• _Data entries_
START

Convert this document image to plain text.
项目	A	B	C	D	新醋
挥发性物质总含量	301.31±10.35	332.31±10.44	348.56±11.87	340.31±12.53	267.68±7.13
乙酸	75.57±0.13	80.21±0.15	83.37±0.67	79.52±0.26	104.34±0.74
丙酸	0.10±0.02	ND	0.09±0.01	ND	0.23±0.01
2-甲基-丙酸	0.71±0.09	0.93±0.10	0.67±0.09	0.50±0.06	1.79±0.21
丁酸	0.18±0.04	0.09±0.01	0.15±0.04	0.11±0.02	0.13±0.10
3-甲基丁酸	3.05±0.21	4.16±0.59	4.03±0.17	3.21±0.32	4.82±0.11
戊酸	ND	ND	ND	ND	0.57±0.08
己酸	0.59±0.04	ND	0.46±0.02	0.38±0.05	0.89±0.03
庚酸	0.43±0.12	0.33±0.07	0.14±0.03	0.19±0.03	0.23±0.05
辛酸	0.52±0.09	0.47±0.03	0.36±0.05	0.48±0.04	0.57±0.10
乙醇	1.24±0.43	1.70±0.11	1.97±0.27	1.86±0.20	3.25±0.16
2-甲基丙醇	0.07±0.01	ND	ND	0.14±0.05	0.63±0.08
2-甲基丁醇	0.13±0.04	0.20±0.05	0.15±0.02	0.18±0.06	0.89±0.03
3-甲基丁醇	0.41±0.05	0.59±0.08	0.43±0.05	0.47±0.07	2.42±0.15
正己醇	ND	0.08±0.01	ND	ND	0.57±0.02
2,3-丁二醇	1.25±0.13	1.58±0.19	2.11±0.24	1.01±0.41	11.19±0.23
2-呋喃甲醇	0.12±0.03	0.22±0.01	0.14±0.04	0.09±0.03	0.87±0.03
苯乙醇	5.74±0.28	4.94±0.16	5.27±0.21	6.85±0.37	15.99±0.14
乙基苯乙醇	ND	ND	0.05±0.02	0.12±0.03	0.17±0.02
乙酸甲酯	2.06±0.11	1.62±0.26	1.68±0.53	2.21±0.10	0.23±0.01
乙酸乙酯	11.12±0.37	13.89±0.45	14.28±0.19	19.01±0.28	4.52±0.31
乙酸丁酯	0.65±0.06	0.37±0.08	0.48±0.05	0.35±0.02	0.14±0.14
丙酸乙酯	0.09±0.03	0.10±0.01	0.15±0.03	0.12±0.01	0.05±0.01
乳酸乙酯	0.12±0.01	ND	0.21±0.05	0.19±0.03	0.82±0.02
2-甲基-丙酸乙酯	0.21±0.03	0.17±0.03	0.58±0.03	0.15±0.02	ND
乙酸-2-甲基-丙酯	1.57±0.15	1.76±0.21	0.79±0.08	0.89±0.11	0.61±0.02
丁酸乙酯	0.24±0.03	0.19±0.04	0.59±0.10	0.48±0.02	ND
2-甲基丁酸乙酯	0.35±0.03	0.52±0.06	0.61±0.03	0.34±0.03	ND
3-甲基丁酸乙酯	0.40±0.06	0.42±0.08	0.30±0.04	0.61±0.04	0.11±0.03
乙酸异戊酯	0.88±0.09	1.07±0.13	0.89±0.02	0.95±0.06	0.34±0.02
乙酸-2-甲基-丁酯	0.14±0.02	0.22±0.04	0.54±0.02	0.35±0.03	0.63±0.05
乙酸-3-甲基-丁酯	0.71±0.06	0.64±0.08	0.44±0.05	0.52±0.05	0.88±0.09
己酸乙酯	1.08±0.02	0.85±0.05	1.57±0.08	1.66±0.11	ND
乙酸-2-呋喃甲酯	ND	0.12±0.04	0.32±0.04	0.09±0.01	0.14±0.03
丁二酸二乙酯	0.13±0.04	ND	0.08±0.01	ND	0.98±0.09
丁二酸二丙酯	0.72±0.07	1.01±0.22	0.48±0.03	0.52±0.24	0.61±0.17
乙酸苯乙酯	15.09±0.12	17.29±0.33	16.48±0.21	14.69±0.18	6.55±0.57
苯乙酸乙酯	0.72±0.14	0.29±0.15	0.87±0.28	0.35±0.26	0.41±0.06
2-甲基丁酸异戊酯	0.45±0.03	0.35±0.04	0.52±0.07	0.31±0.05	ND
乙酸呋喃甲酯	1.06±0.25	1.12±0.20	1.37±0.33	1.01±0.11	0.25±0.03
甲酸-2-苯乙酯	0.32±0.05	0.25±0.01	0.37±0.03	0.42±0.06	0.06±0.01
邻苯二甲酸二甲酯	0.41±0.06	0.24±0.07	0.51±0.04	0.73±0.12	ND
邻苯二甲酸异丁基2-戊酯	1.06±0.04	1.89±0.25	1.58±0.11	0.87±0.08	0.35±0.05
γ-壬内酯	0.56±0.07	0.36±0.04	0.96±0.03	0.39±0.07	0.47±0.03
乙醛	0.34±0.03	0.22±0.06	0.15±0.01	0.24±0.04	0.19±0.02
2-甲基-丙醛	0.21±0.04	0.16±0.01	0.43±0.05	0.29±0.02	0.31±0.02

END

Restate every line of the data word for word.

Convert this document image to plain text.
项目	A	B	C	D	新醋
挥发性物质总含量	301.31±10.35	332.31±10.44	348.56±11.87	340.31±12.53	267.68±7.13
乙酸	75.57±0.13	80.21±0.15	83.37±0.67	79.52±0.26	104.34±0.74
丙酸	0.10±0.02	ND	0.09±0.01	ND	0.23±0.01
2-甲基-丙酸	0.71±0.09	0.93±0.10	0.67±0.09	0.50±0.06	1.79±0.21
丁酸	0.18±0.04	0.09±0.01	0.15±0.04	0.11±0.02	0.13±0.10
3-甲基丁酸	3.05±0.21	4.16±0.59	4.03±0.17	3.21±0.32	4.82±0.11
戊酸	ND	ND	ND	ND	0.57±0.08
己酸	0.59±0.04	ND	0.46±0.02	0.38±0.05	0.89±0.03
庚酸	0.43±0.12	0.33±0.07	0.14±0.03	0.19±0.03	0.23±0.05
辛酸	0.52±0.09	0.47±0.03	0.36±0.05	0.48±0.04	0.57±0.10
乙醇	1.24±0.43	1.70±0.11	1.97±0.27	1.86±0.20	3.25±0.16
2-甲基丙醇	0.07±0.01	ND	ND	0.14±0.05	0.63±0.08
2-甲基丁醇	0.13±0.04	0.20±0.05	0.15±0.02	0.18±0.06	0.89±0.03
3-甲基丁醇	0.41±0.05	0.59±0.08	0.43±0.05	0.47±0.07	2.42±0.15
正己醇	ND	0.08±0.01	ND	ND	0.57±0.02
2,3-丁二醇	1.25±0.13	1.58±0.19	2.11±0.24	1.01±0.41	11.19±0.23
2-呋喃甲醇	0.12±0.03	0.22±0.01	0.14±0.04	0.09±0.03	0.87±0.03
苯乙醇	5.74±0.28	4.94±0.16	5.27±0.21	6.85±0.37	15.99±0.14
乙基苯乙醇	ND	ND	0.05±0.02	0.12±0.03	0.17±0.02
乙酸甲酯	2.06±0.11	1.62±0.26	1.68±0.53	2.21±0.10	0.23±0.01
乙酸乙酯	11.12±0.37	13.89±0.45	14.28±0.19	19.01±0.28	4.52±0.31
乙酸丁酯	0.65±0.06	0.37±0.08	0.48±0.05	0.35±0.02	0.14±0.14
丙酸乙酯	0.09±0.03	0.10±0.01	0.15±0.03	0.12±0.01	0.05±0.01
乳酸乙酯	0.12±0.01	ND	0.21±0.05	0.19±0.03	0.82±0.02
2-甲基-丙酸乙酯	0.21±0.03	0.17±0.03	0.58±0.03	0.15±0.02	ND
乙酸-2-甲基-丙酯	1.57±0.15	1.76±0.21	0.79±0.08	0.89±0.11	0.61±0.02
丁酸乙酯	0.24±0.03	0.19±0.04	0.59±0.10	0.48±0.02	ND
2-甲基丁酸乙酯	0.35±0.03	0.52±0.06	0.61±0.03	0.34±0.03	ND
3-甲基丁酸乙酯	0.40±0.06	0.42±0.08	0.30±0.04	0.61±0.04	0.11±0.03
乙酸异戊酯	0.88±0.09	1.07±0.13	0.89±0.02	0.95±0.06	0.34±0.02
乙酸-2-甲基-丁酯	0.14±0.02	0.22±0.04	0.54±0.02	0.35±0.03	0.63±0.05
乙酸-3-甲基-丁酯	0.71±0.06	0.64±0.08	0.44±0.05	0.52±0.05	0.88±0.09
己酸乙酯	1.08±0.02	0.85±0.05	1.57±0.08	1.66±0.11	ND
乙酸-2-呋喃甲酯	ND	0.12±0.04	0.32±0.04	0.09±0.01	0.14±0.03
丁二酸二乙酯	0.13±0.04	ND	0.08±0.01	ND	0.98±0.09
丁二酸二丙酯	0.72±0.07	1.01±0.22	0.48±0.03	0.52±0.24	0.61±0.17
乙酸苯乙酯	15.09±0.12	17.29±0.33	16.48±0.21	14.69±0.18	6.55±0.57
苯乙酸乙酯	0.72±0.14	0.29±0.15	0.87±0.28	0.35±0.26	0.41±0.06
2-甲基丁酸异戊酯	0.45±0.03	0.35±0.04	0.52±0.07	0.31±0.05	ND
乙酸呋喃甲酯	1.06±0.25	1.12±0.20	1.37±0.33	1.01±0.11	0.25±0.03
甲酸-2-苯乙酯	0.32±0.05	0.25±0.01	0.37±0.03	0.42±0.06	0.06±0.01
邻苯二甲酸二甲酯	0.41±0.06	0.24±0.07	0.51±0.04	0.73±0.12	ND
邻苯二甲酸异丁基2-戊酯	1.06±0.04	1.89±0.25	1.58±0.11	0.87±0.08	0.35±0.05
γ-壬内酯	0.56±0.07	0.36±0.04	0.96±0.03	0.39±0.07	0.47±0.03
乙醛	0.34±0.03	0.22±0.06	0.15±0.01	0.24±0.04	0.19±0.02
2-甲基-丙醛	0.21±0.04	0.16±0.01	0.43±0.05	0.29±0.02	0.31±0.02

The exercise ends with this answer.